[Data excerpts]
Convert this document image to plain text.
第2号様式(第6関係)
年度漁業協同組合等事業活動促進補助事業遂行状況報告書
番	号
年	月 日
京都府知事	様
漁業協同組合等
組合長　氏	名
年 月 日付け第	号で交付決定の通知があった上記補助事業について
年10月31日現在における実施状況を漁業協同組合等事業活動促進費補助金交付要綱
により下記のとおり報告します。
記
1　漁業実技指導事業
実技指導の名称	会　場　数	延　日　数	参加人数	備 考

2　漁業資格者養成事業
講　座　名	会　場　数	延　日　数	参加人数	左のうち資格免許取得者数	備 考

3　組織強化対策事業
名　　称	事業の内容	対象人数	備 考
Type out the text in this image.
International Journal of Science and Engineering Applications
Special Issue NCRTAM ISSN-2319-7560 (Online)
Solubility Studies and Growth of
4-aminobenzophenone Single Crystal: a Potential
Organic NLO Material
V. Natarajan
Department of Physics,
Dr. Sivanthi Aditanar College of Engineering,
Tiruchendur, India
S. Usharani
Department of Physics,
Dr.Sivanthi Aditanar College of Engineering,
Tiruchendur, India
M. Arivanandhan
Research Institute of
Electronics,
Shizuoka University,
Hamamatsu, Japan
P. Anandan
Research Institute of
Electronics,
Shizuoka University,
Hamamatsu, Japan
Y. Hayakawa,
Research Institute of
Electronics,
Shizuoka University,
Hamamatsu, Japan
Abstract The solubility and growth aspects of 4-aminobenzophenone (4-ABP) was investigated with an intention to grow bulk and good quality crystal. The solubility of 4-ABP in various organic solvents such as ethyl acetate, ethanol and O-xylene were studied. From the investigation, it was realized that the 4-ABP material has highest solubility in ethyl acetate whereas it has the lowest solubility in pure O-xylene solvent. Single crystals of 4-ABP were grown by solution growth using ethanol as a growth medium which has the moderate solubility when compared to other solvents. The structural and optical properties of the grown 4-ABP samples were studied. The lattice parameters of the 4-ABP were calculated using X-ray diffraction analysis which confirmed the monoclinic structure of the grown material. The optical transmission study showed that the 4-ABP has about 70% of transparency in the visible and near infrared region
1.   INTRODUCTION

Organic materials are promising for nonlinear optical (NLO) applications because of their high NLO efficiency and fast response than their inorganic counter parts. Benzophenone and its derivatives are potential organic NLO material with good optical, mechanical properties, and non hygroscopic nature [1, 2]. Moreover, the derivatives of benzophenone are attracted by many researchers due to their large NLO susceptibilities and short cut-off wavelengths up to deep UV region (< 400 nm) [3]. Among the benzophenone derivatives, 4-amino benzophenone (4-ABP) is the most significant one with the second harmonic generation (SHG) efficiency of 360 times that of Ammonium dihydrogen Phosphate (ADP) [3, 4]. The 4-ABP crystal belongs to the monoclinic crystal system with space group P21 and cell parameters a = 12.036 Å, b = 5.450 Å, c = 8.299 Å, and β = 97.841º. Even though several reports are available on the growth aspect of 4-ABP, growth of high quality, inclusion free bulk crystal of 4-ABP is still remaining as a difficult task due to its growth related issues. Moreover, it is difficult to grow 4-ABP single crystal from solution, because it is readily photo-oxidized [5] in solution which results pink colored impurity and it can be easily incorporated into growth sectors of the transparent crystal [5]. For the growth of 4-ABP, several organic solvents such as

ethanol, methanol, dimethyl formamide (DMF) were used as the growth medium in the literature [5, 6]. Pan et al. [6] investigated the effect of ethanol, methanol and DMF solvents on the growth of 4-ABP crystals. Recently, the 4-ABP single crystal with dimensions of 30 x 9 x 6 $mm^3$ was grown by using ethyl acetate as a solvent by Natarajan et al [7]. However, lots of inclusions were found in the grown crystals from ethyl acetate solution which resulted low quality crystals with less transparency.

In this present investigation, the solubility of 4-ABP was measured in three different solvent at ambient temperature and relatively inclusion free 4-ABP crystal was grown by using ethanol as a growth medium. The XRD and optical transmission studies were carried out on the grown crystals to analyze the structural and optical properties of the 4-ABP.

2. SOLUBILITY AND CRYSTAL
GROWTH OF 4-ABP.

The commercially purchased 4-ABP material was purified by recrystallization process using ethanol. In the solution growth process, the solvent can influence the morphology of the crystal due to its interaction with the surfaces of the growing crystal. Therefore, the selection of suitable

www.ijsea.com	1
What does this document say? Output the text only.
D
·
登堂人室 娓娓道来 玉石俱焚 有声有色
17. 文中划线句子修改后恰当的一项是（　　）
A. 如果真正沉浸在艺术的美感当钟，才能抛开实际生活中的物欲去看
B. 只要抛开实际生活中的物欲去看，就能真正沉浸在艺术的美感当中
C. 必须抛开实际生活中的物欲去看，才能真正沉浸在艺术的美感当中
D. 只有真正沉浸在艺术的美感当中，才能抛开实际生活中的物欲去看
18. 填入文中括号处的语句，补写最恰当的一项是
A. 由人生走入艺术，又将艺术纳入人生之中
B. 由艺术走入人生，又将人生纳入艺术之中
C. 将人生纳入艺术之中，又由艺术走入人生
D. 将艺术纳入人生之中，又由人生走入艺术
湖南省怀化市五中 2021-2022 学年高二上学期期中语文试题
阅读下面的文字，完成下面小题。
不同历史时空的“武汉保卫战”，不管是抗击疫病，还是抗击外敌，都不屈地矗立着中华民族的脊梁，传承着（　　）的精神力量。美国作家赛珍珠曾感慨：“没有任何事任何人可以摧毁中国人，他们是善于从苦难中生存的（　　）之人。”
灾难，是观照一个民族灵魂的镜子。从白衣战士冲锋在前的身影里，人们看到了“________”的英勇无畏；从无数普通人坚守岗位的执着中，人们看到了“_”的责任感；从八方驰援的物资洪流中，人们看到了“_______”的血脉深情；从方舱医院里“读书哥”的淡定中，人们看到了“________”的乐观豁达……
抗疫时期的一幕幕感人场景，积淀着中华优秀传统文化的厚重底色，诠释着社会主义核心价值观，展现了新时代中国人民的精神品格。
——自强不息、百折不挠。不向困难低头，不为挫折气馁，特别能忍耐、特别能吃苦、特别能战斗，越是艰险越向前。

__EXERCISE REQUIREMENTS__:
Repeat the material above in full, keeping every word.

__REPLY__:
Convert this document image to plain text.
第2号様式(第6関係)
年度漁業協同組合等事業活動促進補助事業遂行状況報告書
番	号
年	月 日
京都府知事	様
漁業協同組合等
組合長　氏	名
年 月 日付け第	号で交付決定の通知があった上記補助事業について
年10月31日現在における実施状況を漁業協同組合等事業活動促進費補助金交付要綱
により下記のとおり報告します。
記
1　漁業実技指導事業
実技指導の名称	会　場　数	延　日　数	参加人数	備 考

2　漁業資格者養成事業
講　座　名	会　場　数	延　日　数	参加人数	左のうち資格免許取得者数	備 考

3　組織強化対策事業
名　　称	事業の内容	対象人数	備 考
Type out the text in this image.
International Journal of Science and Engineering Applications
Special Issue NCRTAM ISSN-2319-7560 (Online)
Solubility Studies and Growth of
4-aminobenzophenone Single Crystal: a Potential
Organic NLO Material
V. Natarajan
Department of Physics,
Dr. Sivanthi Aditanar College of Engineering,
Tiruchendur, India
S. Usharani
Department of Physics,
Dr.Sivanthi Aditanar College of Engineering,
Tiruchendur, India
M. Arivanandhan
Research Institute of
Electronics,
Shizuoka University,
Hamamatsu, Japan
P. Anandan
Research Institute of
Electronics,
Shizuoka University,
Hamamatsu, Japan
Y. Hayakawa,
Research Institute of
Electronics,
Shizuoka University,
Hamamatsu, Japan
Abstract The solubility and growth aspects of 4-aminobenzophenone (4-ABP) was investigated with an intention to grow bulk and good quality crystal. The solubility of 4-ABP in various organic solvents such as ethyl acetate, ethanol and O-xylene were studied. From the investigation, it was realized that the 4-ABP material has highest solubility in ethyl acetate whereas it has the lowest solubility in pure O-xylene solvent. Single crystals of 4-ABP were grown by solution growth using ethanol as a growth medium which has the moderate solubility when compared to other solvents. The structural and optical properties of the grown 4-ABP samples were studied. The lattice parameters of the 4-ABP were calculated using X-ray diffraction analysis which confirmed the monoclinic structure of the grown material. The optical transmission study showed that the 4-ABP has about 70% of transparency in the visible and near infrared region
1.   INTRODUCTION

Organic materials are promising for nonlinear optical (NLO) applications because of their high NLO efficiency and fast response than their inorganic counter parts. Benzophenone and its derivatives are potential organic NLO material with good optical, mechanical properties, and non hygroscopic nature [1, 2]. Moreover, the derivatives of benzophenone are attracted by many researchers due to their large NLO susceptibilities and short cut-off wavelengths up to deep UV region (< 400 nm) [3]. Among the benzophenone derivatives, 4-amino benzophenone (4-ABP) is the most significant one with the second harmonic generation (SHG) efficiency of 360 times that of Ammonium dihydrogen Phosphate (ADP) [3, 4]. The 4-ABP crystal belongs to the monoclinic crystal system with space group P21 and cell parameters a = 12.036 Å, b = 5.450 Å, c = 8.299 Å, and β = 97.841º. Even though several reports are available on the growth aspect of 4-ABP, growth of high quality, inclusion free bulk crystal of 4-ABP is still remaining as a difficult task due to its growth related issues. Moreover, it is difficult to grow 4-ABP single crystal from solution, because it is readily photo-oxidized [5] in solution which results pink colored impurity and it can be easily incorporated into growth sectors of the transparent crystal [5]. For the growth of 4-ABP, several organic solvents such as

ethanol, methanol, dimethyl formamide (DMF) were used as the growth medium in the literature [5, 6]. Pan et al. [6] investigated the effect of ethanol, methanol and DMF solvents on the growth of 4-ABP crystals. Recently, the 4-ABP single crystal with dimensions of 30 x 9 x 6 $mm^3$ was grown by using ethyl acetate as a solvent by Natarajan et al [7]. However, lots of inclusions were found in the grown crystals from ethyl acetate solution which resulted low quality crystals with less transparency.

In this present investigation, the solubility of 4-ABP was measured in three different solvent at ambient temperature and relatively inclusion free 4-ABP crystal was grown by using ethanol as a growth medium. The XRD and optical transmission studies were carried out on the grown crystals to analyze the structural and optical properties of the 4-ABP.

2. SOLUBILITY AND CRYSTAL
GROWTH OF 4-ABP.

The commercially purchased 4-ABP material was purified by recrystallization process using ethanol. In the solution growth process, the solvent can influence the morphology of the crystal due to its interaction with the surfaces of the growing crystal. Therefore, the selection of suitable

www.ijsea.com	1
What does this document say? Output the text only.
D
·
登堂人室 娓娓道来 玉石俱焚 有声有色
17. 文中划线句子修改后恰当的一项是（　　）
A. 如果真正沉浸在艺术的美感当钟，才能抛开实际生活中的物欲去看
B. 只要抛开实际生活中的物欲去看，就能真正沉浸在艺术的美感当中
C. 必须抛开实际生活中的物欲去看，才能真正沉浸在艺术的美感当中
D. 只有真正沉浸在艺术的美感当中，才能抛开实际生活中的物欲去看
18. 填入文中括号处的语句，补写最恰当的一项是
A. 由人生走入艺术，又将艺术纳入人生之中
B. 由艺术走入人生，又将人生纳入艺术之中
C. 将人生纳入艺术之中，又由艺术走入人生
D. 将艺术纳入人生之中，又由人生走入艺术
湖南省怀化市五中 2021-2022 学年高二上学期期中语文试题
阅读下面的文字，完成下面小题。
不同历史时空的“武汉保卫战”，不管是抗击疫病，还是抗击外敌，都不屈地矗立着中华民族的脊梁，传承着（　　）的精神力量。美国作家赛珍珠曾感慨：“没有任何事任何人可以摧毁中国人，他们是善于从苦难中生存的（　　）之人。”
灾难，是观照一个民族灵魂的镜子。从白衣战士冲锋在前的身影里，人们看到了“________”的英勇无畏；从无数普通人坚守岗位的执着中，人们看到了“_”的责任感；从八方驰援的物资洪流中，人们看到了“_______”的血脉深情；从方舱医院里“读书哥”的淡定中，人们看到了“________”的乐观豁达……
抗疫时期的一幕幕感人场景，积淀着中华优秀传统文化的厚重底色，诠释着社会主义核心价值观，展现了新时代中国人民的精神品格。
——自强不息、百折不挠。不向困难低头，不为挫折气馁，特别能忍耐、特别能吃苦、特别能战斗，越是艰险越向前。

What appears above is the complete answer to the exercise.